_THE EXERCISE_. An exact reproduction of the records is required, with all images left out.

__________

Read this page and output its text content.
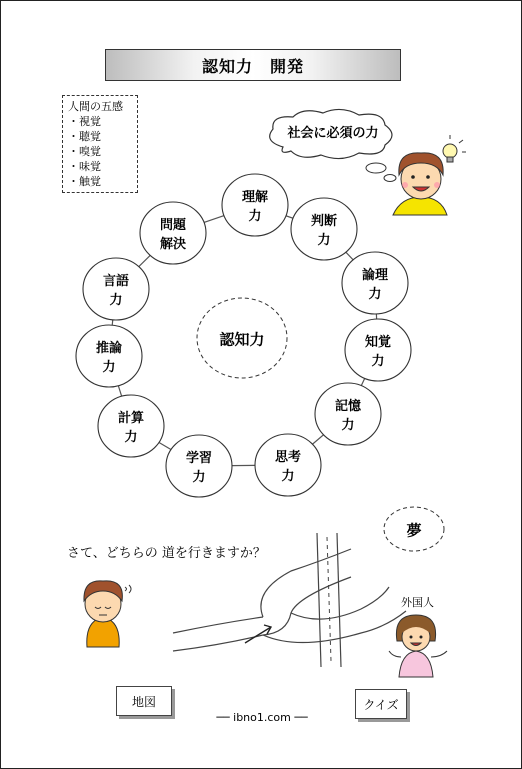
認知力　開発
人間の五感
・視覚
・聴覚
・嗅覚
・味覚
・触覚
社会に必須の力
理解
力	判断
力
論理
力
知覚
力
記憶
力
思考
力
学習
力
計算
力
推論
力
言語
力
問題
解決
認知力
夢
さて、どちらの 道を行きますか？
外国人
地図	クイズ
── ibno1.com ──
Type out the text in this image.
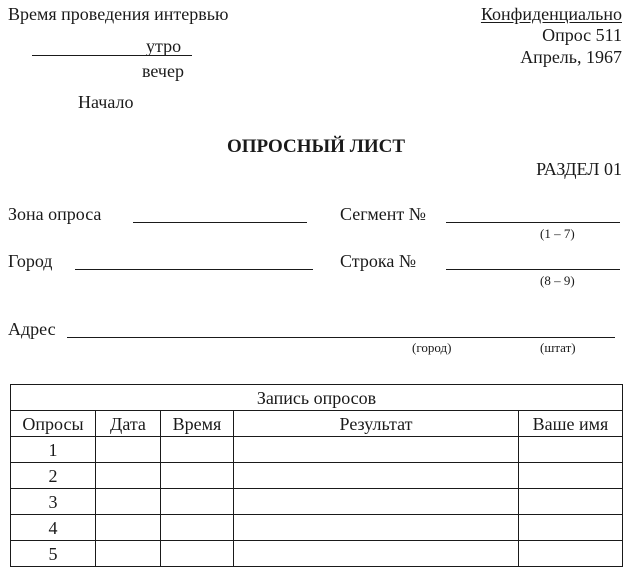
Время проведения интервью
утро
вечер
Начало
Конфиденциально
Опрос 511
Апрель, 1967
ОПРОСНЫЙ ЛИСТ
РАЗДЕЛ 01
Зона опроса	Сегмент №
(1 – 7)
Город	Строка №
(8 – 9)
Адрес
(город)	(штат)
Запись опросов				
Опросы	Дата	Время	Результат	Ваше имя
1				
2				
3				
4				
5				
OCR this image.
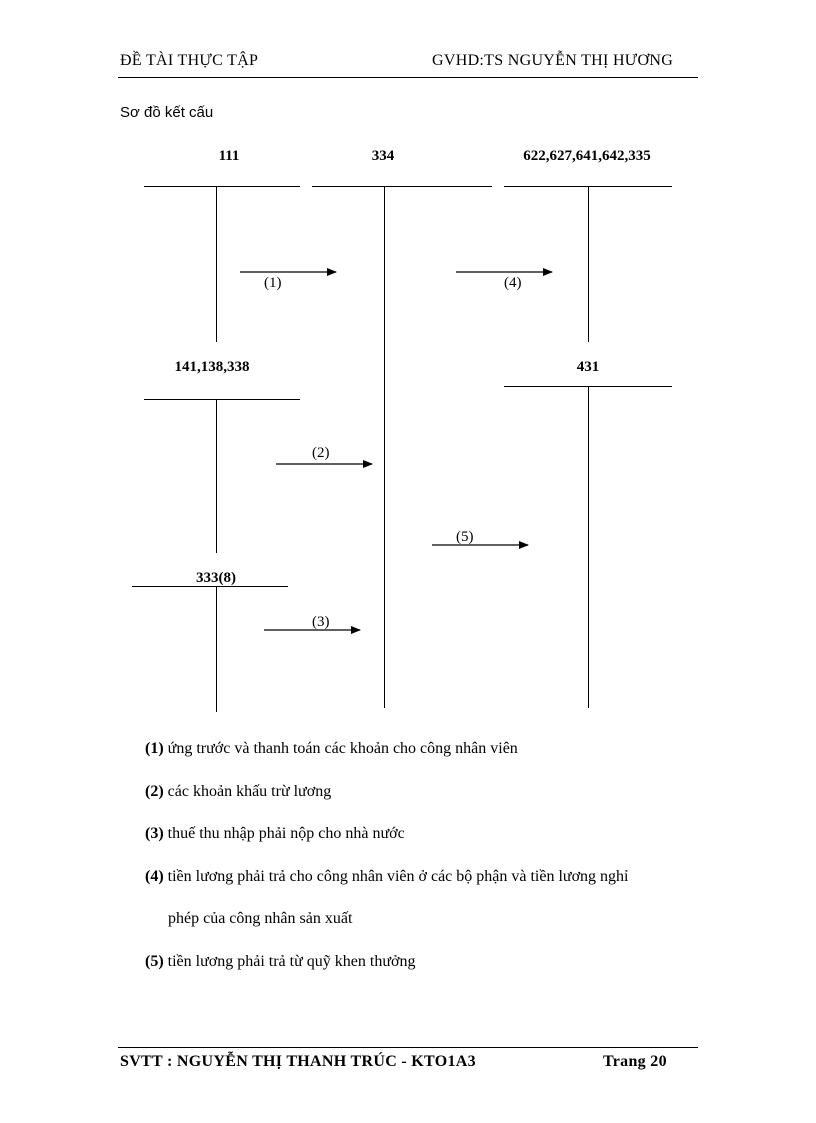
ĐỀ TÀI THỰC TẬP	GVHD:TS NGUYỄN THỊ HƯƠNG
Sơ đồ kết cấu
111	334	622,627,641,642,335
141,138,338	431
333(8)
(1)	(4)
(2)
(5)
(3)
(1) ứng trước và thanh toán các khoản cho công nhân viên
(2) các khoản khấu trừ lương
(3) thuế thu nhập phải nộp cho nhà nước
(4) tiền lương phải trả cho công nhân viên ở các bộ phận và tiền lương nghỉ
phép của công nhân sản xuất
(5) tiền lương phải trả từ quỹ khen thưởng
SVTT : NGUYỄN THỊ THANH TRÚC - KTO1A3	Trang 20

__________

_RESULT OF THE TASK_.
Read this page and output its text content.
認知力　開発
人間の五感
・視覚
・聴覚
・嗅覚
・味覚
・触覚
社会に必須の力
理解
力	判断
力
論理
力
知覚
力
記憶
力
思考
力
学習
力
計算
力
推論
力
言語
力
問題
解決
認知力
夢
さて、どちらの 道を行きますか？
外国人
地図	クイズ
── ibno1.com ──
Type out the text in this image.
Время проведения интервью
утро
вечер
Начало
Конфиденциально
Опрос 511
Апрель, 1967
ОПРОСНЫЙ ЛИСТ
РАЗДЕЛ 01
Зона опроса	Сегмент №
(1 – 7)
Город	Строка №
(8 – 9)
Адрес
(город)	(штат)
Запись опросов				
Опросы	Дата	Время	Результат	Ваше имя
1				
2				
3				
4				
5				
OCR this image.
ĐỀ TÀI THỰC TẬP	GVHD:TS NGUYỄN THỊ HƯƠNG
Sơ đồ kết cấu
111	334	622,627,641,642,335
141,138,338	431
333(8)
(1)	(4)
(2)
(5)
(3)
(1) ứng trước và thanh toán các khoản cho công nhân viên
(2) các khoản khấu trừ lương
(3) thuế thu nhập phải nộp cho nhà nước
(4) tiền lương phải trả cho công nhân viên ở các bộ phận và tiền lương nghỉ
phép của công nhân sản xuất
(5) tiền lương phải trả từ quỹ khen thưởng
SVTT : NGUYỄN THỊ THANH TRÚC - KTO1A3	Trang 20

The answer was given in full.